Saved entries
==============================

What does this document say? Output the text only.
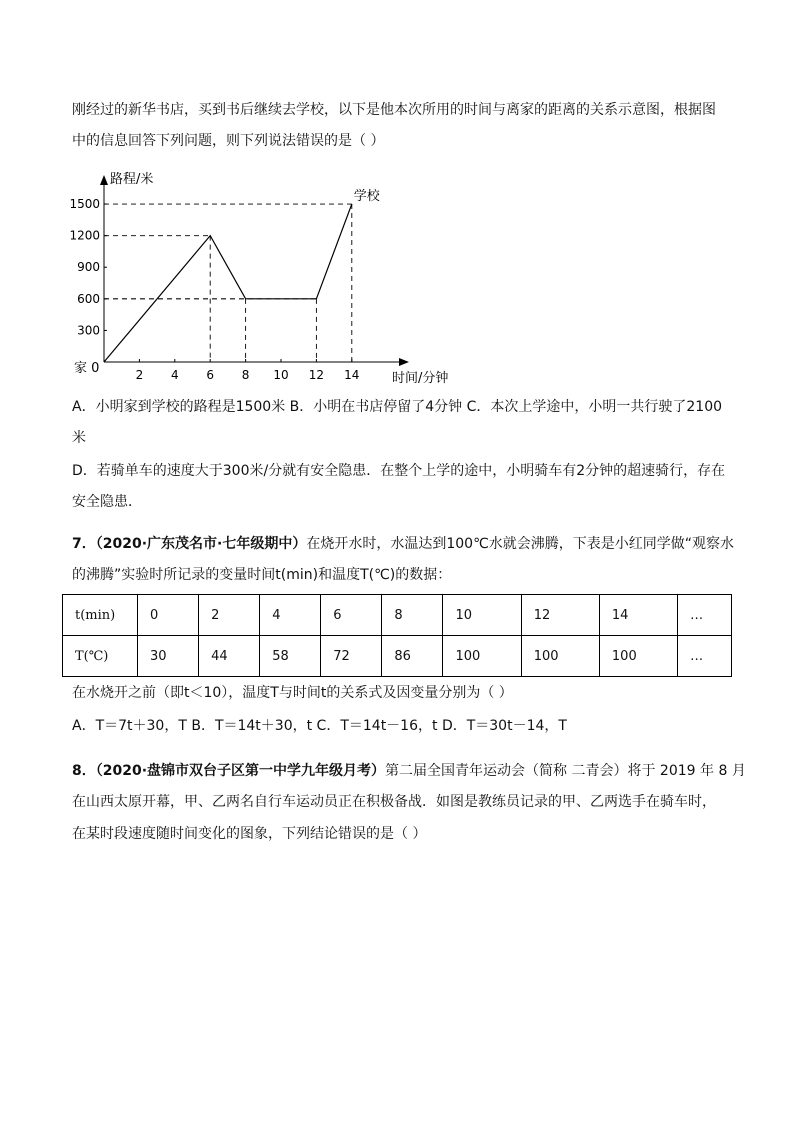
刚经过的新华书店，买到书后继续去学校，以下是他本次所用的时间与离家的距离的关系示意图，根据图
中的信息回答下列问题，则下列说法错误的是（ ）
路程/米
时间/分钟
家 0	2 4 6 8 10 12 14
300
600
900
1200
1500	学校
A．小明家到学校的路程是1500米 B．小明在书店停留了4分钟 C．本次上学途中，小明一共行驶了2100
米
D．若骑单车的速度大于300米/分就有安全隐患．在整个上学的途中，小明骑车有2分钟的超速骑行，存在
安全隐患．
7．（2020·广东茂名市·七年级期中）在烧开水时，水温达到100℃水就会沸腾，下表是小红同学做“观察水
的沸腾”实验时所记录的变量时间t(min)和温度T(℃)的数据：
t(min)	0	2	4	6	8	10	12	14	…
T(℃)	30	44	58	72	86	100	100	100	…
在水烧开之前（即t＜10），温度T与时间t的关系式及因变量分别为（ ）
A．T＝7t＋30，T B．T＝14t＋30，t C．T＝14t－16，t D．T＝30t－14，T
8．（2020·盘锦市双台子区第一中学九年级月考）第二届全国青年运动会（简称 二青会）将于 2019 年 8 月
在山西太原开幕，甲、乙两名自行车运动员正在积极备战．如图是教练员记录的甲、乙两选手在骑车时，
在某时段速度随时间变化的图象，下列结论错误的是（ ）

==============================

• _Work to complete_
Skip the pictures and transcribe the rest of the records exactly.

• _Task response_
What does this document say? Output the text only.
刚经过的新华书店，买到书后继续去学校，以下是他本次所用的时间与离家的距离的关系示意图，根据图
中的信息回答下列问题，则下列说法错误的是（ ）
路程/米
时间/分钟
家 0	2 4 6 8 10 12 14
300
600
900
1200
1500	学校
A．小明家到学校的路程是1500米 B．小明在书店停留了4分钟 C．本次上学途中，小明一共行驶了2100
米
D．若骑单车的速度大于300米/分就有安全隐患．在整个上学的途中，小明骑车有2分钟的超速骑行，存在
安全隐患．
7．（2020·广东茂名市·七年级期中）在烧开水时，水温达到100℃水就会沸腾，下表是小红同学做“观察水
的沸腾”实验时所记录的变量时间t(min)和温度T(℃)的数据：
t(min)	0	2	4	6	8	10	12	14	…
T(℃)	30	44	58	72	86	100	100	100	…
在水烧开之前（即t＜10），温度T与时间t的关系式及因变量分别为（ ）
A．T＝7t＋30，T B．T＝14t＋30，t C．T＝14t－16，t D．T＝30t－14，T
8．（2020·盘锦市双台子区第一中学九年级月考）第二届全国青年运动会（简称 二青会）将于 2019 年 8 月
在山西太原开幕，甲、乙两名自行车运动员正在积极备战．如图是教练员记录的甲、乙两选手在骑车时，
在某时段速度随时间变化的图象，下列结论错误的是（ ）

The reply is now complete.